▶ _Exercise aim_
Extract each line of the material that follows exactly and omit its pictures.
── Data ──
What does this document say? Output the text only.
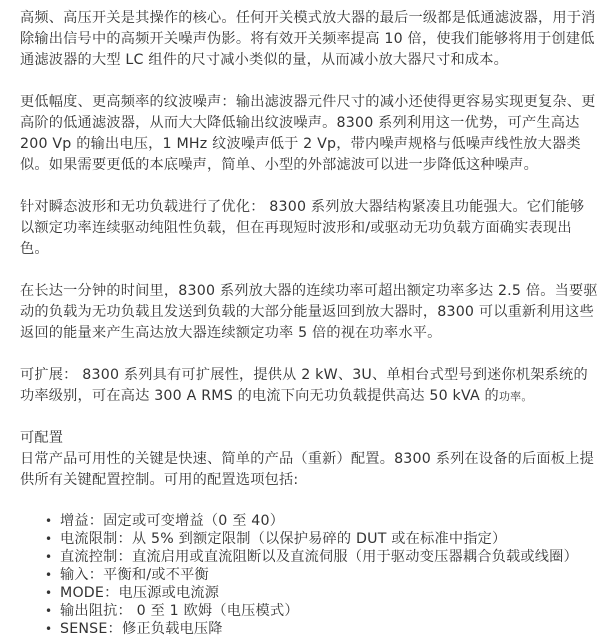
高频、高压开关是其操作的核心。任何开关模式放大器的最后一级都是低通滤波器，用于消除输出信号中的高频开关噪声伪影。将有效开关频率提高 10 倍，使我们能够将用于创建低通滤波器的大型 LC 组件的尺寸减小类似的量，从而减小放大器尺寸和成本。

更低幅度、更高频率的纹波噪声：输出滤波器元件尺寸的减小还使得更容易实现更复杂、更高阶的低通滤波器，从而大大降低输出纹波噪声。8300 系列利用这一优势，可产生高达 200 Vp 的输出电压，1 MHz 纹波噪声低于 2 Vp，带内噪声规格与低噪声线性放大器类似。如果需要更低的本底噪声，简单、小型的外部滤波可以进一步降低这种噪声。

针对瞬态波形和无功负载进行了优化： 8300 系列放大器结构紧凑且功能强大。它们能够以额定功率连续驱动纯阻性负载，但在再现短时波形和/或驱动无功负载方面确实表现出色。

在长达一分钟的时间里，8300 系列放大器的连续功率可超出额定功率多达 2.5 倍。当要驱动的负载为无功负载且发送到负载的大部分能量返回到放大器时，8300 可以重新利用这些返回的能量来产生高达放大器连续额定功率 5 倍的视在功率水平。

可扩展： 8300 系列具有可扩展性，提供从 2 kW、3U、单相台式型号到迷你机架系统的功率级别，可在高达 300 A RMS 的电流下向无功负载提供高达 50 kVA 的功率。

可配置

日常产品可用性的关键是快速、简单的产品（重新）配置。8300 系列在设备的后面板上提供所有关键配置控制。可用的配置选项包括:

• 增益：固定或可变增益（0 至 40）
• 电流限制：从 5% 到额定限制（以保护易碎的 DUT 或在标准中指定）
• 直流控制：直流启用或直流阻断以及直流伺服（用于驱动变压器耦合负载或线圈）
• 输入：平衡和/或不平衡
• MODE：电压源或电流源
• 输出阻抗： 0 至 1 欧姆（电压模式）
• SENSE：修正负载电压降
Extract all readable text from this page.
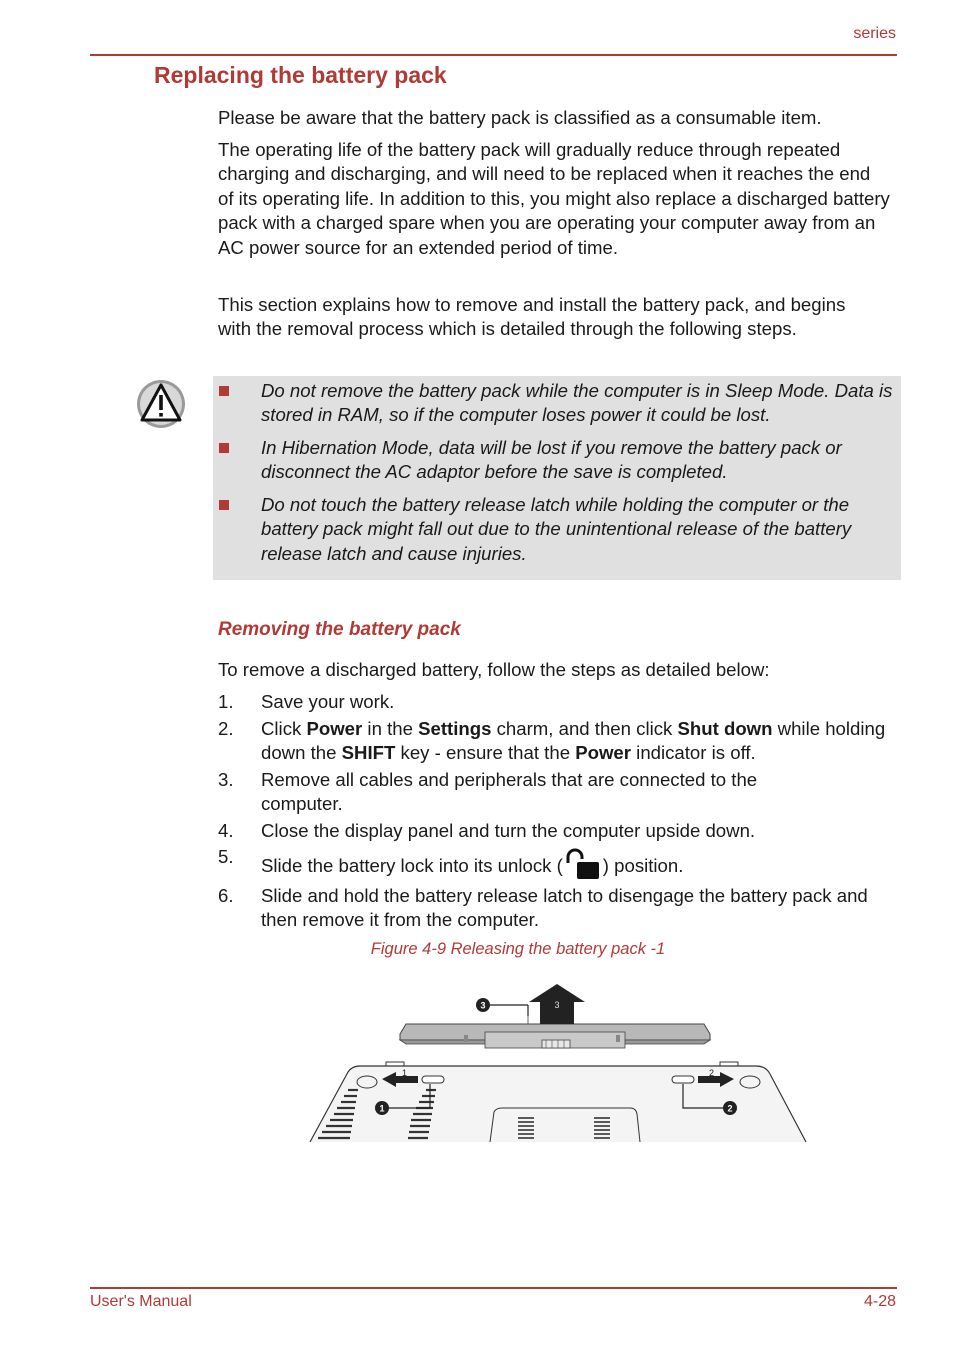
series
Replacing the battery pack
Please be aware that the battery pack is classified as a consumable item.
The operating life of the battery pack will gradually reduce through repeated charging and discharging, and will need to be replaced when it reaches the end of its operating life. In addition to this, you might also replace a discharged battery pack with a charged spare when you are operating your computer away from an AC power source for an extended period of time.
This section explains how to remove and install the battery pack, and begins with the removal process which is detailed through the following steps.
Do not remove the battery pack while the computer is in Sleep Mode. Data is stored in RAM, so if the computer loses power it could be lost.
In Hibernation Mode, data will be lost if you remove the battery pack or disconnect the AC adaptor before the save is completed.
Do not touch the battery release latch while holding the computer or the battery pack might fall out due to the unintentional release of the battery release latch and cause injuries.
Removing the battery pack
To remove a discharged battery, follow the steps as detailed below:
1. Save your work.
2. Click Power in the Settings charm, and then click Shut down while holding down the SHIFT key - ensure that the Power indicator is off.
3. Remove all cables and peripherals that are connected to the computer.
4. Close the display panel and turn the computer upside down.
5. Slide the battery lock into its unlock ( ) position.
6. Slide and hold the battery release latch to disengage the battery pack and then remove it from the computer.
Figure 4-9 Releasing the battery pack -1
3
3
1	2
1	2
User's Manual	4-28
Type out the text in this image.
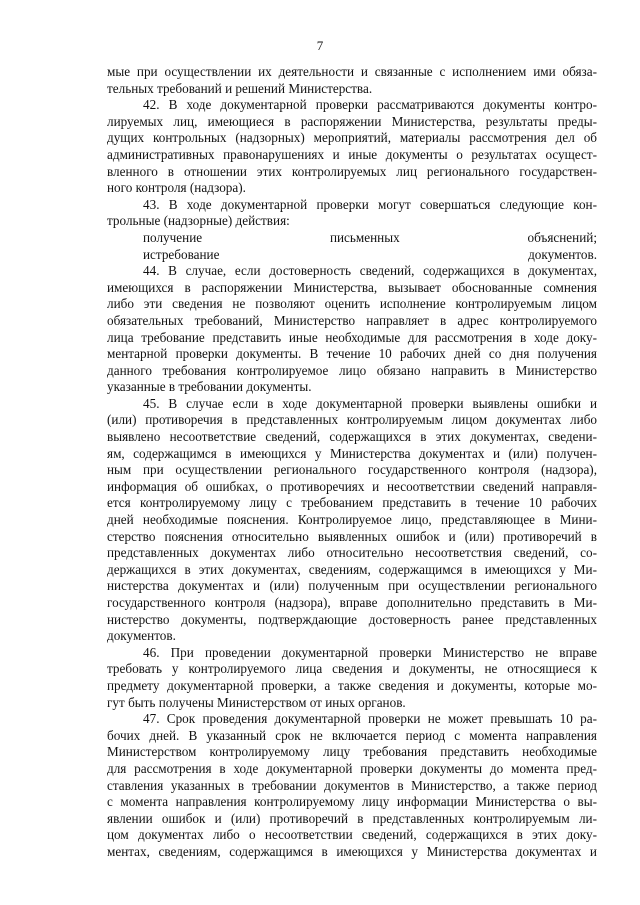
7
мые при осуществлении их деятельности и связанные с исполнением ими обяза-
тельных требований и решений Министерства.
42. В ходе документарной проверки рассматриваются документы контро-
лируемых лиц, имеющиеся в распоряжении Министерства, результаты преды-
дущих контрольных (надзорных) мероприятий, материалы рассмотрения дел об
административных правонарушениях и иные документы о результатах осущест-
вленного в отношении этих контролируемых лиц регионального государствен-
ного контроля (надзора).
43. В ходе документарной проверки могут совершаться следующие кон-
трольные (надзорные) действия:
получение письменных объяснений;
истребование документов.
44. В случае, если достоверность сведений, содержащихся в документах,
имеющихся в распоряжении Министерства, вызывает обоснованные сомнения
либо эти сведения не позволяют оценить исполнение контролируемым лицом
обязательных требований, Министерство направляет в адрес контролируемого
лица требование представить иные необходимые для рассмотрения в ходе доку-
ментарной проверки документы. В течение 10 рабочих дней со дня получения
данного требования контролируемое лицо обязано направить в Министерство
указанные в требовании документы.
45. В случае если в ходе документарной проверки выявлены ошибки и
(или) противоречия в представленных контролируемым лицом документах либо
выявлено несоответствие сведений, содержащихся в этих документах, сведени-
ям, содержащимся в имеющихся у Министерства документах и (или) получен-
ным при осуществлении регионального государственного контроля (надзора),
информация об ошибках, о противоречиях и несоответствии сведений направля-
ется контролируемому лицу с требованием представить в течение 10 рабочих
дней необходимые пояснения. Контролируемое лицо, представляющее в Мини-
стерство пояснения относительно выявленных ошибок и (или) противоречий в
представленных документах либо относительно несоответствия сведений, со-
держащихся в этих документах, сведениям, содержащимся в имеющихся у Ми-
нистерства документах и (или) полученным при осуществлении регионального
государственного контроля (надзора), вправе дополнительно представить в Ми-
нистерство документы, подтверждающие достоверность ранее представленных
документов.
46. При проведении документарной проверки Министерство не вправе
требовать у контролируемого лица сведения и документы, не относящиеся к
предмету документарной проверки, а также сведения и документы, которые мо-
гут быть получены Министерством от иных органов.
47. Срок проведения документарной проверки не может превышать 10 ра-
бочих дней. В указанный срок не включается период с момента направления
Министерством контролируемому лицу требования представить необходимые
для рассмотрения в ходе документарной проверки документы до момента пред-
ставления указанных в требовании документов в Министерство, а также период
с момента направления контролируемому лицу информации Министерства о вы-
явлении ошибок и (или) противоречий в представленных контролируемым ли-
цом документах либо о несоответствии сведений, содержащихся в этих доку-
ментах, сведениям, содержащимся в имеющихся у Министерства документах и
───
▶ _Task result_
What does this document say? Output the text only.
高频、高压开关是其操作的核心。任何开关模式放大器的最后一级都是低通滤波器，用于消除输出信号中的高频开关噪声伪影。将有效开关频率提高 10 倍，使我们能够将用于创建低通滤波器的大型 LC 组件的尺寸减小类似的量，从而减小放大器尺寸和成本。

更低幅度、更高频率的纹波噪声：输出滤波器元件尺寸的减小还使得更容易实现更复杂、更高阶的低通滤波器，从而大大降低输出纹波噪声。8300 系列利用这一优势，可产生高达 200 Vp 的输出电压，1 MHz 纹波噪声低于 2 Vp，带内噪声规格与低噪声线性放大器类似。如果需要更低的本底噪声，简单、小型的外部滤波可以进一步降低这种噪声。

针对瞬态波形和无功负载进行了优化： 8300 系列放大器结构紧凑且功能强大。它们能够以额定功率连续驱动纯阻性负载，但在再现短时波形和/或驱动无功负载方面确实表现出色。

在长达一分钟的时间里，8300 系列放大器的连续功率可超出额定功率多达 2.5 倍。当要驱动的负载为无功负载且发送到负载的大部分能量返回到放大器时，8300 可以重新利用这些返回的能量来产生高达放大器连续额定功率 5 倍的视在功率水平。

可扩展： 8300 系列具有可扩展性，提供从 2 kW、3U、单相台式型号到迷你机架系统的功率级别，可在高达 300 A RMS 的电流下向无功负载提供高达 50 kVA 的功率。

可配置

日常产品可用性的关键是快速、简单的产品（重新）配置。8300 系列在设备的后面板上提供所有关键配置控制。可用的配置选项包括:

• 增益：固定或可变增益（0 至 40）
• 电流限制：从 5% 到额定限制（以保护易碎的 DUT 或在标准中指定）
• 直流控制：直流启用或直流阻断以及直流伺服（用于驱动变压器耦合负载或线圈）
• 输入：平衡和/或不平衡
• MODE：电压源或电流源
• 输出阻抗： 0 至 1 欧姆（电压模式）
• SENSE：修正负载电压降
Extract all readable text from this page.
series
Replacing the battery pack
Please be aware that the battery pack is classified as a consumable item.
The operating life of the battery pack will gradually reduce through repeated charging and discharging, and will need to be replaced when it reaches the end of its operating life. In addition to this, you might also replace a discharged battery pack with a charged spare when you are operating your computer away from an AC power source for an extended period of time.
This section explains how to remove and install the battery pack, and begins with the removal process which is detailed through the following steps.
Do not remove the battery pack while the computer is in Sleep Mode. Data is stored in RAM, so if the computer loses power it could be lost.
In Hibernation Mode, data will be lost if you remove the battery pack or disconnect the AC adaptor before the save is completed.
Do not touch the battery release latch while holding the computer or the battery pack might fall out due to the unintentional release of the battery release latch and cause injuries.
Removing the battery pack
To remove a discharged battery, follow the steps as detailed below:
1. Save your work.
2. Click Power in the Settings charm, and then click Shut down while holding down the SHIFT key - ensure that the Power indicator is off.
3. Remove all cables and peripherals that are connected to the computer.
4. Close the display panel and turn the computer upside down.
5. Slide the battery lock into its unlock ( ) position.
6. Slide and hold the battery release latch to disengage the battery pack and then remove it from the computer.
Figure 4-9 Releasing the battery pack -1
3
3
1	2
1	2
User's Manual	4-28
Type out the text in this image.
7
мые при осуществлении их деятельности и связанные с исполнением ими обяза-
тельных требований и решений Министерства.
42. В ходе документарной проверки рассматриваются документы контро-
лируемых лиц, имеющиеся в распоряжении Министерства, результаты преды-
дущих контрольных (надзорных) мероприятий, материалы рассмотрения дел об
административных правонарушениях и иные документы о результатах осущест-
вленного в отношении этих контролируемых лиц регионального государствен-
ного контроля (надзора).
43. В ходе документарной проверки могут совершаться следующие кон-
трольные (надзорные) действия:
получение письменных объяснений;
истребование документов.
44. В случае, если достоверность сведений, содержащихся в документах,
имеющихся в распоряжении Министерства, вызывает обоснованные сомнения
либо эти сведения не позволяют оценить исполнение контролируемым лицом
обязательных требований, Министерство направляет в адрес контролируемого
лица требование представить иные необходимые для рассмотрения в ходе доку-
ментарной проверки документы. В течение 10 рабочих дней со дня получения
данного требования контролируемое лицо обязано направить в Министерство
указанные в требовании документы.
45. В случае если в ходе документарной проверки выявлены ошибки и
(или) противоречия в представленных контролируемым лицом документах либо
выявлено несоответствие сведений, содержащихся в этих документах, сведени-
ям, содержащимся в имеющихся у Министерства документах и (или) получен-
ным при осуществлении регионального государственного контроля (надзора),
информация об ошибках, о противоречиях и несоответствии сведений направля-
ется контролируемому лицу с требованием представить в течение 10 рабочих
дней необходимые пояснения. Контролируемое лицо, представляющее в Мини-
стерство пояснения относительно выявленных ошибок и (или) противоречий в
представленных документах либо относительно несоответствия сведений, со-
держащихся в этих документах, сведениям, содержащимся в имеющихся у Ми-
нистерства документах и (или) полученным при осуществлении регионального
государственного контроля (надзора), вправе дополнительно представить в Ми-
нистерство документы, подтверждающие достоверность ранее представленных
документов.
46. При проведении документарной проверки Министерство не вправе
требовать у контролируемого лица сведения и документы, не относящиеся к
предмету документарной проверки, а также сведения и документы, которые мо-
гут быть получены Министерством от иных органов.
47. Срок проведения документарной проверки не может превышать 10 ра-
бочих дней. В указанный срок не включается период с момента направления
Министерством контролируемому лицу требования представить необходимые
для рассмотрения в ходе документарной проверки документы до момента пред-
ставления указанных в требовании документов в Министерство, а также период
с момента направления контролируемому лицу информации Министерства о вы-
явлении ошибок и (или) противоречий в представленных контролируемым ли-
цом документах либо о несоответствии сведений, содержащихся в этих доку-
ментах, сведениям, содержащимся в имеющихся у Министерства документах и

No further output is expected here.